— begin —

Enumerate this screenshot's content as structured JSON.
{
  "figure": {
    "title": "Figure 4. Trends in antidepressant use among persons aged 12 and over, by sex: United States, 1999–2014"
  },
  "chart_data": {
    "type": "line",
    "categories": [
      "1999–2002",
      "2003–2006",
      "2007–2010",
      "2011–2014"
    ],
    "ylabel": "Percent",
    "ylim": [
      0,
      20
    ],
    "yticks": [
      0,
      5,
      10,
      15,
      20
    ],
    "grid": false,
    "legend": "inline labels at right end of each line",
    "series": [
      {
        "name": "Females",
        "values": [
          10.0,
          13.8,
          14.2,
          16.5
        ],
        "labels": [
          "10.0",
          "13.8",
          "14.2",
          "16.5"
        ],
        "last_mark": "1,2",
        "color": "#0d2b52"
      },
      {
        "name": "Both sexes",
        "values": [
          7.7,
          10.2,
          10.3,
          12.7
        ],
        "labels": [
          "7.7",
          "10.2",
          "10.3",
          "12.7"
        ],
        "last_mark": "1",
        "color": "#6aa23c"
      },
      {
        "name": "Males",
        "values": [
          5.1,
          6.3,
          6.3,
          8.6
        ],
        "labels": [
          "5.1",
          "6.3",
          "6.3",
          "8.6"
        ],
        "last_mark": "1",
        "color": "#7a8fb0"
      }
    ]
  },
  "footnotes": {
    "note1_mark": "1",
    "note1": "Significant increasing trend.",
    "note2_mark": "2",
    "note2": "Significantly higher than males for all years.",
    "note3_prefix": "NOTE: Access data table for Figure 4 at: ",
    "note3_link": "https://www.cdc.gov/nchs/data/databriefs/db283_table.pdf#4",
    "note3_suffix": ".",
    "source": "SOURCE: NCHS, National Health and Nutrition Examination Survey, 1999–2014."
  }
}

— end —

PROMPT – Indicate how many lines of the material contain the string "name", giving the number and nothing more.

RESULT OF THE EXERCISE – 3